### Listing
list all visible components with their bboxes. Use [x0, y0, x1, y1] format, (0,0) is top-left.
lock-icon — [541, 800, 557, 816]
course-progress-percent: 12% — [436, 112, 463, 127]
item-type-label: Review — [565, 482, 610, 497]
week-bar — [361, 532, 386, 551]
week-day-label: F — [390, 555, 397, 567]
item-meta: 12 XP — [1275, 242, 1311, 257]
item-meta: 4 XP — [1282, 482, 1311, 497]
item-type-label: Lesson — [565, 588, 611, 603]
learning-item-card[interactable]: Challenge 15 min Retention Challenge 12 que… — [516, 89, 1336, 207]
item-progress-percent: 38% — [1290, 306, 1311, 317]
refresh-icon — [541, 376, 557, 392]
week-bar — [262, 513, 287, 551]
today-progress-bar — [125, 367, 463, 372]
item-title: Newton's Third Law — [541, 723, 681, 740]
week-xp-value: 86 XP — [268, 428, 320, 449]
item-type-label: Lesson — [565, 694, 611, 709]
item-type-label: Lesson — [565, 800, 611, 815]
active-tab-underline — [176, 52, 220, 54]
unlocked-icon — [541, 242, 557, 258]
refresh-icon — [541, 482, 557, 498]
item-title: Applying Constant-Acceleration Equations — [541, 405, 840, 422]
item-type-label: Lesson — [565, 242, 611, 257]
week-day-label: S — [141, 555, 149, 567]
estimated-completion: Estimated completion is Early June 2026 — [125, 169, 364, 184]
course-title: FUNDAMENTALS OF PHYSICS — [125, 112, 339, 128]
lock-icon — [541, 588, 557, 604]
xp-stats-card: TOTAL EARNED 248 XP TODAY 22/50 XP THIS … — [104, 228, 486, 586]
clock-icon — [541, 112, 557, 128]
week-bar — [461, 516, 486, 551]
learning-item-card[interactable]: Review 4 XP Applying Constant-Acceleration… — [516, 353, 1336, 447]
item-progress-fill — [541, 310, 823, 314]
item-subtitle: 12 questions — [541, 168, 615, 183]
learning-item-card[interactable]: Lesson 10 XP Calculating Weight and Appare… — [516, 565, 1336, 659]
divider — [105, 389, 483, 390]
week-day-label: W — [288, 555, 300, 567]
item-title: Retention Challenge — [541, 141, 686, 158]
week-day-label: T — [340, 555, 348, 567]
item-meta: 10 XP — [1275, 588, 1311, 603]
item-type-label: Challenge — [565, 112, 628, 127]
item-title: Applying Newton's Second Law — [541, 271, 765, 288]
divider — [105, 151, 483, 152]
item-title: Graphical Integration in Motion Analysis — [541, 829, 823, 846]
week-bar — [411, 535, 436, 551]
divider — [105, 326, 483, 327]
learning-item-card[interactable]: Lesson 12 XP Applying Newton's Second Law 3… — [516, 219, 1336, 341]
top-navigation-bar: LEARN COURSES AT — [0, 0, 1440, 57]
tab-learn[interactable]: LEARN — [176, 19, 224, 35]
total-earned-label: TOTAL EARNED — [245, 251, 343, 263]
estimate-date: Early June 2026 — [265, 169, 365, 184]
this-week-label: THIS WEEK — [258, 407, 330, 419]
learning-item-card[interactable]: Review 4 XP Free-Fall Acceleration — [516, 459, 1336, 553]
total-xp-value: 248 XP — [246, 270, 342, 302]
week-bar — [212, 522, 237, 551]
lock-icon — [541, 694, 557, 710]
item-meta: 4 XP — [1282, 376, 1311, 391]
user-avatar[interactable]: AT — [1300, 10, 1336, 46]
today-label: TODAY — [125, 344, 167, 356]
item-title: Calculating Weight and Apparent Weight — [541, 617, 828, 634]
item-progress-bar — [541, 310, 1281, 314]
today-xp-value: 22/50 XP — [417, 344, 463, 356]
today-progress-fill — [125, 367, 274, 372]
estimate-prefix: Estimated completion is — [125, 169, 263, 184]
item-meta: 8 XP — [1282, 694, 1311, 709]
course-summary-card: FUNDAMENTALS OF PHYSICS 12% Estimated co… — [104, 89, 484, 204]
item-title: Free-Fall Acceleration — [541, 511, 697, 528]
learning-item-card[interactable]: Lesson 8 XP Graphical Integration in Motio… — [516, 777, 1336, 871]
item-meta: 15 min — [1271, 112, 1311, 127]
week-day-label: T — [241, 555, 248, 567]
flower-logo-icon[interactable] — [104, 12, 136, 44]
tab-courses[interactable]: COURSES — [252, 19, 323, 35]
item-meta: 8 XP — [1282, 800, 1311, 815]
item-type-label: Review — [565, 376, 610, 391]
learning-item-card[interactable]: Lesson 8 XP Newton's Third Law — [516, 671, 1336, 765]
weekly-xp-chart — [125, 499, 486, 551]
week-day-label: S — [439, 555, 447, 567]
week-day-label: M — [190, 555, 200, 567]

### Exercise prompt
Give every line of the records above as a Markdown table with the columns "No." and "Line," numbering the rows in order and leaving out blank lines.

### Correct answer
| No. | Line |
|---|---|
| 1 | list all visible components with their bboxes. Use [x0, y0, x1, y1] format, (0,0) is top-left. |
| 2 | lock-icon — [541, 800, 557, 816] |
| 3 | course-progress-percent: 12% — [436, 112, 463, 127] |
| 4 | item-type-label: Review — [565, 482, 610, 497] |
| 5 | week-bar — [361, 532, 386, 551] |
| 6 | week-day-label: F — [390, 555, 397, 567] |
| 7 | item-meta: 12 XP — [1275, 242, 1311, 257] |
| 8 | item-meta: 4 XP — [1282, 482, 1311, 497] |
| 9 | item-type-label: Lesson — [565, 588, 611, 603] |
| 10 | learning-item-card[interactable]: Challenge 15 min Retention Challenge 12 que… — [516, 89, 1336, 207] |
| 11 | item-progress-percent: 38% — [1290, 306, 1311, 317] |
| 12 | refresh-icon — [541, 376, 557, 392] |
| 13 | week-bar — [262, 513, 287, 551] |
| 14 | today-progress-bar — [125, 367, 463, 372] |
| 15 | item-title: Newton's Third Law — [541, 723, 681, 740] |
| 16 | week-xp-value: 86 XP — [268, 428, 320, 449] |
| 17 | item-type-label: Lesson — [565, 694, 611, 709] |
| 18 | item-type-label: Lesson — [565, 800, 611, 815] |
| 19 | active-tab-underline — [176, 52, 220, 54] |
| 20 | unlocked-icon — [541, 242, 557, 258] |
| 21 | refresh-icon — [541, 482, 557, 498] |
| 22 | item-title: Applying Constant-Acceleration Equations — [541, 405, 840, 422] |
| 23 | item-type-label: Lesson — [565, 242, 611, 257] |
| 24 | week-day-label: S — [141, 555, 149, 567] |
| 25 | estimated-completion: Estimated completion is Early June 2026 — [125, 169, 364, 184] |
| 26 | course-title: FUNDAMENTALS OF PHYSICS — [125, 112, 339, 128] |
| 27 | lock-icon — [541, 588, 557, 604] |
| 28 | xp-stats-card: TOTAL EARNED 248 XP TODAY 22/50 XP THIS … — [104, 228, 486, 586] |
| 29 | clock-icon — [541, 112, 557, 128] |
| 30 | week-bar — [461, 516, 486, 551] |
| 31 | learning-item-card[interactable]: Review 4 XP Applying Constant-Acceleration… — [516, 353, 1336, 447] |
| 32 | item-progress-fill — [541, 310, 823, 314] |
| 33 | item-subtitle: 12 questions — [541, 168, 615, 183] |
| 34 | learning-item-card[interactable]: Lesson 10 XP Calculating Weight and Appare… — [516, 565, 1336, 659] |
| 35 | divider — [105, 389, 483, 390] |
| 36 | week-day-label: W — [288, 555, 300, 567] |
| 37 | item-title: Retention Challenge — [541, 141, 686, 158] |
| 38 | week-day-label: T — [340, 555, 348, 567] |
| 39 | item-meta: 10 XP — [1275, 588, 1311, 603] |
| 40 | item-type-label: Challenge — [565, 112, 628, 127] |
| 41 | item-title: Applying Newton's Second Law — [541, 271, 765, 288] |
| 42 | divider — [105, 151, 483, 152] |
| 43 | item-title: Graphical Integration in Motion Analysis — [541, 829, 823, 846] |
| 44 | week-bar — [411, 535, 436, 551] |
| 45 | divider — [105, 326, 483, 327] |
| 46 | learning-item-card[interactable]: Lesson 12 XP Applying Newton's Second Law 3… — [516, 219, 1336, 341] |
| 47 | top-navigation-bar: LEARN COURSES AT — [0, 0, 1440, 57] |
| 48 | tab-learn[interactable]: LEARN — [176, 19, 224, 35] |
| 49 | total-earned-label: TOTAL EARNED — [245, 251, 343, 263] |
| 50 | estimate-date: Early June 2026 — [265, 169, 365, 184] |
| 51 | this-week-label: THIS WEEK — [258, 407, 330, 419] |
| 52 | learning-item-card[interactable]: Review 4 XP Free-Fall Acceleration — [516, 459, 1336, 553] |
| 53 | total-xp-value: 248 XP — [246, 270, 342, 302] |
| 54 | week-bar — [212, 522, 237, 551] |
| 55 | lock-icon — [541, 694, 557, 710] |
| 56 | item-meta: 4 XP — [1282, 376, 1311, 391] |
| 57 | user-avatar[interactable]: AT — [1300, 10, 1336, 46] |
| 58 | today-label: TODAY — [125, 344, 167, 356] |
| 59 | item-title: Calculating Weight and Apparent Weight — [541, 617, 828, 634] |
| 60 | item-progress-bar — [541, 310, 1281, 314] |
| 61 | today-xp-value: 22/50 XP — [417, 344, 463, 356] |
| 62 | today-progress-fill — [125, 367, 274, 372] |
| 63 | estimate-prefix: Estimated completion is — [125, 169, 263, 184] |
| 64 | item-meta: 8 XP — [1282, 694, 1311, 709] |
| 65 | course-summary-card: FUNDAMENTALS OF PHYSICS 12% Estimated co… — [104, 89, 484, 204] |
| 66 | item-title: Free-Fall Acceleration — [541, 511, 697, 528] |
| 67 | learning-item-card[interactable]: Lesson 8 XP Graphical Integration in Motio… — [516, 777, 1336, 871] |
| 68 | item-meta: 15 min — [1271, 112, 1311, 127] |
| 69 | week-day-label: T — [241, 555, 248, 567] |
| 70 | flower-logo-icon[interactable] — [104, 12, 136, 44] |
| 71 | tab-courses[interactable]: COURSES — [252, 19, 323, 35] |
| 72 | item-meta: 8 XP — [1282, 800, 1311, 815] |
| 73 | item-type-label: Review — [565, 376, 610, 391] |
| 74 | learning-item-card[interactable]: Lesson 8 XP Newton's Third Law — [516, 671, 1336, 765] |
| 75 | weekly-xp-chart — [125, 499, 486, 551] |
| 76 | week-day-label: S — [439, 555, 447, 567] |
| 77 | week-day-label: M — [190, 555, 200, 567] |